Exercise:
Give back the records below exactly, every one, with no pictures.

Provided material:

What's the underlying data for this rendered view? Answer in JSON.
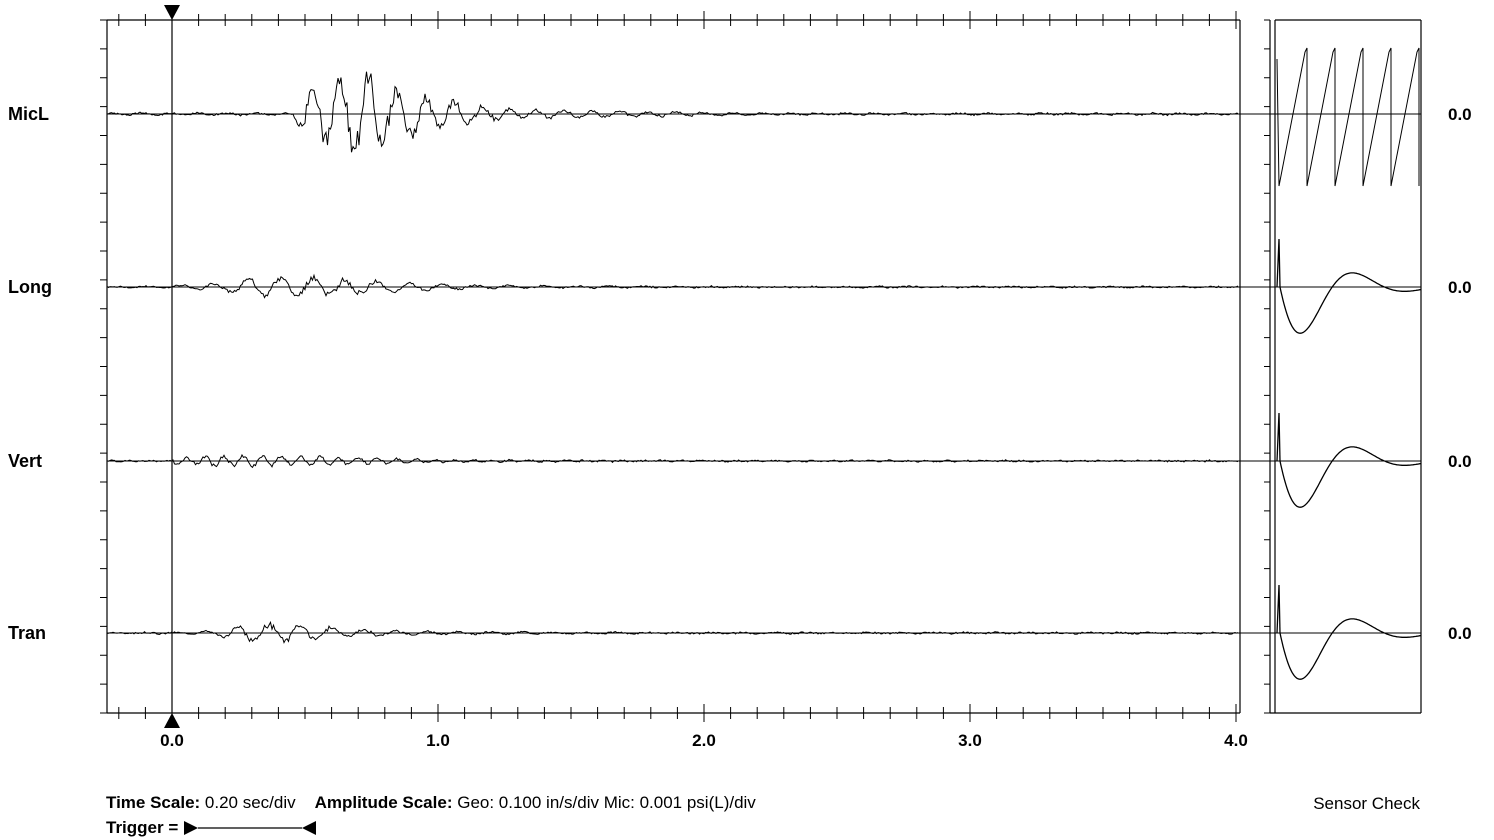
{
  "channels": [
    {
      "name": "MicL",
      "peak": "0.0"
    },
    {
      "name": "Long",
      "peak": "0.0"
    },
    {
      "name": "Vert",
      "peak": "0.0"
    },
    {
      "name": "Tran",
      "peak": "0.0"
    }
  ],
  "footer": {
    "time_scale_label": "Time Scale:",
    "time_scale_value": "0.20 sec/div",
    "amplitude_scale_label": "Amplitude Scale:",
    "amplitude_scale_value": "Geo: 0.100 in/s/div Mic: 0.001 psi(L)/div",
    "trigger_label": "Trigger =",
    "sensor_check_label": "Sensor Check"
  },
  "chart_data": {
    "type": "line",
    "x_tick_labels": [
      "0.0",
      "1.0",
      "2.0",
      "3.0",
      "4.0"
    ],
    "x_ticks": [
      0.0,
      1.0,
      2.0,
      3.0,
      4.0
    ],
    "xlim": [
      -0.25,
      4.02
    ],
    "trigger_time": 0.0,
    "series": [
      {
        "name": "MicL",
        "activity": [
          [
            0.46,
            0.1
          ],
          [
            0.5,
            0.45
          ],
          [
            0.55,
            0.55
          ],
          [
            0.65,
            0.7
          ],
          [
            0.7,
            1.0
          ],
          [
            0.75,
            0.9
          ],
          [
            0.8,
            0.7
          ],
          [
            0.85,
            0.5
          ],
          [
            0.9,
            0.45
          ],
          [
            0.95,
            0.35
          ],
          [
            1.05,
            0.25
          ],
          [
            1.2,
            0.12
          ],
          [
            1.4,
            0.08
          ],
          [
            1.6,
            0.06
          ],
          [
            1.9,
            0.04
          ],
          [
            2.2,
            0.02
          ]
        ]
      },
      {
        "name": "Long",
        "activity": [
          [
            0.0,
            0.05
          ],
          [
            0.2,
            0.12
          ],
          [
            0.3,
            0.3
          ],
          [
            0.4,
            0.28
          ],
          [
            0.55,
            0.3
          ],
          [
            0.7,
            0.2
          ],
          [
            0.9,
            0.12
          ],
          [
            1.1,
            0.06
          ],
          [
            1.4,
            0.03
          ],
          [
            1.8,
            0.02
          ]
        ]
      },
      {
        "name": "Vert",
        "activity": [
          [
            0.0,
            0.12
          ],
          [
            0.05,
            0.15
          ],
          [
            0.2,
            0.18
          ],
          [
            0.35,
            0.2
          ],
          [
            0.5,
            0.18
          ],
          [
            0.65,
            0.12
          ],
          [
            0.85,
            0.1
          ],
          [
            0.95,
            0.05
          ],
          [
            1.4,
            0.03
          ],
          [
            1.8,
            0.02
          ]
        ]
      },
      {
        "name": "Tran",
        "activity": [
          [
            0.1,
            0.04
          ],
          [
            0.2,
            0.15
          ],
          [
            0.3,
            0.32
          ],
          [
            0.45,
            0.28
          ],
          [
            0.55,
            0.22
          ],
          [
            0.65,
            0.15
          ],
          [
            0.8,
            0.08
          ],
          [
            1.0,
            0.05
          ],
          [
            1.4,
            0.03
          ],
          [
            1.8,
            0.02
          ]
        ]
      }
    ]
  }
}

Correct response:
What's the underlying data for this rendered view? Answer in JSON.
{
  "channels": [
    {
      "name": "MicL",
      "peak": "0.0"
    },
    {
      "name": "Long",
      "peak": "0.0"
    },
    {
      "name": "Vert",
      "peak": "0.0"
    },
    {
      "name": "Tran",
      "peak": "0.0"
    }
  ],
  "footer": {
    "time_scale_label": "Time Scale:",
    "time_scale_value": "0.20 sec/div",
    "amplitude_scale_label": "Amplitude Scale:",
    "amplitude_scale_value": "Geo: 0.100 in/s/div Mic: 0.001 psi(L)/div",
    "trigger_label": "Trigger =",
    "sensor_check_label": "Sensor Check"
  },
  "chart_data": {
    "type": "line",
    "x_tick_labels": [
      "0.0",
      "1.0",
      "2.0",
      "3.0",
      "4.0"
    ],
    "x_ticks": [
      0.0,
      1.0,
      2.0,
      3.0,
      4.0
    ],
    "xlim": [
      -0.25,
      4.02
    ],
    "trigger_time": 0.0,
    "series": [
      {
        "name": "MicL",
        "activity": [
          [
            0.46,
            0.1
          ],
          [
            0.5,
            0.45
          ],
          [
            0.55,
            0.55
          ],
          [
            0.65,
            0.7
          ],
          [
            0.7,
            1.0
          ],
          [
            0.75,
            0.9
          ],
          [
            0.8,
            0.7
          ],
          [
            0.85,
            0.5
          ],
          [
            0.9,
            0.45
          ],
          [
            0.95,
            0.35
          ],
          [
            1.05,
            0.25
          ],
          [
            1.2,
            0.12
          ],
          [
            1.4,
            0.08
          ],
          [
            1.6,
            0.06
          ],
          [
            1.9,
            0.04
          ],
          [
            2.2,
            0.02
          ]
        ]
      },
      {
        "name": "Long",
        "activity": [
          [
            0.0,
            0.05
          ],
          [
            0.2,
            0.12
          ],
          [
            0.3,
            0.3
          ],
          [
            0.4,
            0.28
          ],
          [
            0.55,
            0.3
          ],
          [
            0.7,
            0.2
          ],
          [
            0.9,
            0.12
          ],
          [
            1.1,
            0.06
          ],
          [
            1.4,
            0.03
          ],
          [
            1.8,
            0.02
          ]
        ]
      },
      {
        "name": "Vert",
        "activity": [
          [
            0.0,
            0.12
          ],
          [
            0.05,
            0.15
          ],
          [
            0.2,
            0.18
          ],
          [
            0.35,
            0.2
          ],
          [
            0.5,
            0.18
          ],
          [
            0.65,
            0.12
          ],
          [
            0.85,
            0.1
          ],
          [
            0.95,
            0.05
          ],
          [
            1.4,
            0.03
          ],
          [
            1.8,
            0.02
          ]
        ]
      },
      {
        "name": "Tran",
        "activity": [
          [
            0.1,
            0.04
          ],
          [
            0.2,
            0.15
          ],
          [
            0.3,
            0.32
          ],
          [
            0.45,
            0.28
          ],
          [
            0.55,
            0.22
          ],
          [
            0.65,
            0.15
          ],
          [
            0.8,
            0.08
          ],
          [
            1.0,
            0.05
          ],
          [
            1.4,
            0.03
          ],
          [
            1.8,
            0.02
          ]
        ]
      }
    ]
  }
}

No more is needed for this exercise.